**Information supplied:**
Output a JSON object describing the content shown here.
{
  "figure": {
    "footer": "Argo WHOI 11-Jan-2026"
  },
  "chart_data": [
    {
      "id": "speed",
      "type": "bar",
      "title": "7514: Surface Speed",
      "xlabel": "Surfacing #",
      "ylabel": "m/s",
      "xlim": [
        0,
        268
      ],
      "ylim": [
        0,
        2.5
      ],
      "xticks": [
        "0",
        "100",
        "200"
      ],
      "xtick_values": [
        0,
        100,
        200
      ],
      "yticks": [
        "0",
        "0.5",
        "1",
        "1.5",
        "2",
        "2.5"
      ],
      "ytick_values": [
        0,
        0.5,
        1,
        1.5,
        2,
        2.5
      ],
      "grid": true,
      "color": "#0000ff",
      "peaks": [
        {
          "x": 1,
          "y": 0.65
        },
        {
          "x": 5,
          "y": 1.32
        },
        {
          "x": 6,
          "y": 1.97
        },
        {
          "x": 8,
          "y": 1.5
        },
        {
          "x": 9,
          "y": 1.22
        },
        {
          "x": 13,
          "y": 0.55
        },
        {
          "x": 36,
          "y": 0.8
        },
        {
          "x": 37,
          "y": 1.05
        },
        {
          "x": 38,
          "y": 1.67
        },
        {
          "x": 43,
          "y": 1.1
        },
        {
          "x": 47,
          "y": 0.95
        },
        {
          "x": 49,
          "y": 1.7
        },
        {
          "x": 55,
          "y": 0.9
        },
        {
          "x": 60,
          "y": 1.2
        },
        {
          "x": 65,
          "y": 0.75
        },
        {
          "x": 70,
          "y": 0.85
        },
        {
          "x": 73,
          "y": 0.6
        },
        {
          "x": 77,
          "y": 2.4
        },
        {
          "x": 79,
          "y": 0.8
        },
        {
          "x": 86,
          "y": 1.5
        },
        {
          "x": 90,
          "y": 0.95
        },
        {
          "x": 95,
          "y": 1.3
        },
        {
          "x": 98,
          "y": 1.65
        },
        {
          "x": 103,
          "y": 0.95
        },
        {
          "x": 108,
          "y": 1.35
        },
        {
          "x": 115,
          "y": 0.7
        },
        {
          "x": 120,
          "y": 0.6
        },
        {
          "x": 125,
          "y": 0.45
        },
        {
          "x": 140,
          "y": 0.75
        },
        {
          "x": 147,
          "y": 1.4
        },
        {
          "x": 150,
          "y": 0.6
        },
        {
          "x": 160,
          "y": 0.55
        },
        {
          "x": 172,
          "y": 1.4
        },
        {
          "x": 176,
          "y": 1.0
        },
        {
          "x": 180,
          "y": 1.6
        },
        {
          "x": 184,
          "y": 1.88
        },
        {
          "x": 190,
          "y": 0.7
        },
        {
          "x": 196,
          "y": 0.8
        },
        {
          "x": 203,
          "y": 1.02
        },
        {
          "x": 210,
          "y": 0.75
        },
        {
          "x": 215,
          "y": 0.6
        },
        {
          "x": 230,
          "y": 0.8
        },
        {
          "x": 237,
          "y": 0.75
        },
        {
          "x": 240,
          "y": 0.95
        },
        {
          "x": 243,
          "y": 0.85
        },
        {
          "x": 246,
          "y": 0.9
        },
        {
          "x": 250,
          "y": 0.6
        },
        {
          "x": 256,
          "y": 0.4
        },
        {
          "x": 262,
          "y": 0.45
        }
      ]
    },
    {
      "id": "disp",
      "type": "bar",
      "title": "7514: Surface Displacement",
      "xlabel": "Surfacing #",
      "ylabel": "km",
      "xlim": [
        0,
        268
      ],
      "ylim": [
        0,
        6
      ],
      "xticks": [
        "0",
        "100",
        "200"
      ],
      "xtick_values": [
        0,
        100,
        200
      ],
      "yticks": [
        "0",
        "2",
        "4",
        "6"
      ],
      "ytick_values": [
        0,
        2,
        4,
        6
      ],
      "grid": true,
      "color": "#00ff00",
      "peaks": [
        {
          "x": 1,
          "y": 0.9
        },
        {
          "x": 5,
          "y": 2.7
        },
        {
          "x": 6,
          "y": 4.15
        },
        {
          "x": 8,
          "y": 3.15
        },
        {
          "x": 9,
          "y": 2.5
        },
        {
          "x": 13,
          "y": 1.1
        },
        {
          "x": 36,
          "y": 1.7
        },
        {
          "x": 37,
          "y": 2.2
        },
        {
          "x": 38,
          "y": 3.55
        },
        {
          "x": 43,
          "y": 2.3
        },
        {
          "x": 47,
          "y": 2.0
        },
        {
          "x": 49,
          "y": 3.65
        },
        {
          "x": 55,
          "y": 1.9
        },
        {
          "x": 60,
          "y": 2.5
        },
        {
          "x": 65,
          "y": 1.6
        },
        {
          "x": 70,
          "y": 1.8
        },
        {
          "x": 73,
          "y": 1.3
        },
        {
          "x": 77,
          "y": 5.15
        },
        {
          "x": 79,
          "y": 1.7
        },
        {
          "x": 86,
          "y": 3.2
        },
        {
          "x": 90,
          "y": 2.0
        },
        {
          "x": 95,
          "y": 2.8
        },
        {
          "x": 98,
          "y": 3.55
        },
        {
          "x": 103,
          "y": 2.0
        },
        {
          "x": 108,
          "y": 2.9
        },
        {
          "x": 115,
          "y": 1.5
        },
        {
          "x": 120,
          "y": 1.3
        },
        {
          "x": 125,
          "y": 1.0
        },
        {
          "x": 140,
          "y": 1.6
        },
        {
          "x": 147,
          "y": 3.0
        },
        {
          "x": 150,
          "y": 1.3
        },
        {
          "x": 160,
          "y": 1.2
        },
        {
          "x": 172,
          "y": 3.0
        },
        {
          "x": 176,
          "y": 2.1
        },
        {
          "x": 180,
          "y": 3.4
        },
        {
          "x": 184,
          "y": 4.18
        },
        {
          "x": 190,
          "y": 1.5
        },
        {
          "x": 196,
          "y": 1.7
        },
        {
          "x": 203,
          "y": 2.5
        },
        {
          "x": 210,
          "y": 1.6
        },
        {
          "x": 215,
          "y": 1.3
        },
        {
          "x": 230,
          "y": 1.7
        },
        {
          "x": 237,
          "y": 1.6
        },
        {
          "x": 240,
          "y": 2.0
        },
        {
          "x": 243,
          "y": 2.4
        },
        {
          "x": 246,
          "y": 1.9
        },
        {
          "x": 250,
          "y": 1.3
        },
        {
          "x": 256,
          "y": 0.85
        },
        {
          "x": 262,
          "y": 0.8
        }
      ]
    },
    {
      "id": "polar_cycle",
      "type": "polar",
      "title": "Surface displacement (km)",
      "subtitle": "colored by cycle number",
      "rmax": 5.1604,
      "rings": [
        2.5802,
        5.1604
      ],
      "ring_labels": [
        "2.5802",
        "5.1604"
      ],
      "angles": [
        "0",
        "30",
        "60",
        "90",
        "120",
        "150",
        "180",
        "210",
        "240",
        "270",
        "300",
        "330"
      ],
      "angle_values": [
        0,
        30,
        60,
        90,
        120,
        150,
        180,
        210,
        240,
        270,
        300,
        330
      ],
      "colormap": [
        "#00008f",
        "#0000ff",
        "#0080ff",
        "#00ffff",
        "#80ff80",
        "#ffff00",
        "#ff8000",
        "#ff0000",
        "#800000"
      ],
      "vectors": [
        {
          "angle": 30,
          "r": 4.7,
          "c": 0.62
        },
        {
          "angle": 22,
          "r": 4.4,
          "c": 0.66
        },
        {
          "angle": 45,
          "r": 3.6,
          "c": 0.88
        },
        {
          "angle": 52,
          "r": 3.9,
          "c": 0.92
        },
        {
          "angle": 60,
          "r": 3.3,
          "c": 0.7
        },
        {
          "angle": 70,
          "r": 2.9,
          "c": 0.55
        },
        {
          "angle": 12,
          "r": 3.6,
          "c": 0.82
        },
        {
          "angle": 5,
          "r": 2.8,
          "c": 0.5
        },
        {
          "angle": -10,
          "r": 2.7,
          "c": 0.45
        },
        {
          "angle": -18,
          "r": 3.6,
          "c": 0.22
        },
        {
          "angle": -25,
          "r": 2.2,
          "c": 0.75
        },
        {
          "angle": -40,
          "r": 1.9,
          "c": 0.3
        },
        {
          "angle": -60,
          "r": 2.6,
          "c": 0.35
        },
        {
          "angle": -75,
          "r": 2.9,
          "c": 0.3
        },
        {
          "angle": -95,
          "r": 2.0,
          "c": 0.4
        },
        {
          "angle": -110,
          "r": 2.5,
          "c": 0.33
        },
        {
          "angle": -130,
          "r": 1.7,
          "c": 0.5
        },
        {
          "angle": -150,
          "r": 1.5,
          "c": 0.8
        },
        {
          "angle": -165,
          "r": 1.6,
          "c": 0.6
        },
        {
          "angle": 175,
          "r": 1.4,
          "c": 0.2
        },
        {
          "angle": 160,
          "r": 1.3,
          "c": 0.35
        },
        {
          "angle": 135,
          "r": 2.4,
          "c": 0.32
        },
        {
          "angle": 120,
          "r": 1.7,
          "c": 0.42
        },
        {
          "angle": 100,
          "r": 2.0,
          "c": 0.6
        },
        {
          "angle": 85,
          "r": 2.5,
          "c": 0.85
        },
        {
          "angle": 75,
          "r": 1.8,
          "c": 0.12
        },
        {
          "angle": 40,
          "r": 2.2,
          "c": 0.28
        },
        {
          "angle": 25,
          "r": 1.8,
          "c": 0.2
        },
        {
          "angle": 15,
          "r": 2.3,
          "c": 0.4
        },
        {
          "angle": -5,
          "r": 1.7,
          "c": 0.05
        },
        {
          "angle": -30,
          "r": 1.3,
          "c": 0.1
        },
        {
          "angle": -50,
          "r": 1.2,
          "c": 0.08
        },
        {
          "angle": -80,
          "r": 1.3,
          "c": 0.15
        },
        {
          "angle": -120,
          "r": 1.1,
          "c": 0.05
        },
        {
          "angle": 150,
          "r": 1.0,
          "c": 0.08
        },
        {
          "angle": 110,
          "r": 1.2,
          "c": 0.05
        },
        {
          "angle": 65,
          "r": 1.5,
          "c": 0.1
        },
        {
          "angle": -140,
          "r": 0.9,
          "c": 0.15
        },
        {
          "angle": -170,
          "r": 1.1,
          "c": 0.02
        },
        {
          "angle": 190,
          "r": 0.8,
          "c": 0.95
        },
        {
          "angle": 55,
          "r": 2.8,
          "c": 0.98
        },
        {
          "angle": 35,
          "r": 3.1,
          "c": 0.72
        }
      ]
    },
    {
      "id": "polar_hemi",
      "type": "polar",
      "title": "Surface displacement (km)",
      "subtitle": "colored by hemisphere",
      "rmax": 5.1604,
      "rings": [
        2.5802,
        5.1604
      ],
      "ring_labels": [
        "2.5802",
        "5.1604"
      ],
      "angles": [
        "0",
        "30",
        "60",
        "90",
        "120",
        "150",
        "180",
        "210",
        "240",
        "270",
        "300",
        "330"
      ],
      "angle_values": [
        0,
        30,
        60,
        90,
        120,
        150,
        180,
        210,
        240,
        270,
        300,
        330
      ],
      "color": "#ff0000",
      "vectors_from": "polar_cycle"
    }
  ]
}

**Aim of the exercise:**
Check every line for "Surface" and show the ones that have it.

**Task solution:**
      "title": "7514: Surface Speed",
      "title": "7514: Surface Displacement",
      "title": "Surface displacement (km)",
      "title": "Surface displacement (km)",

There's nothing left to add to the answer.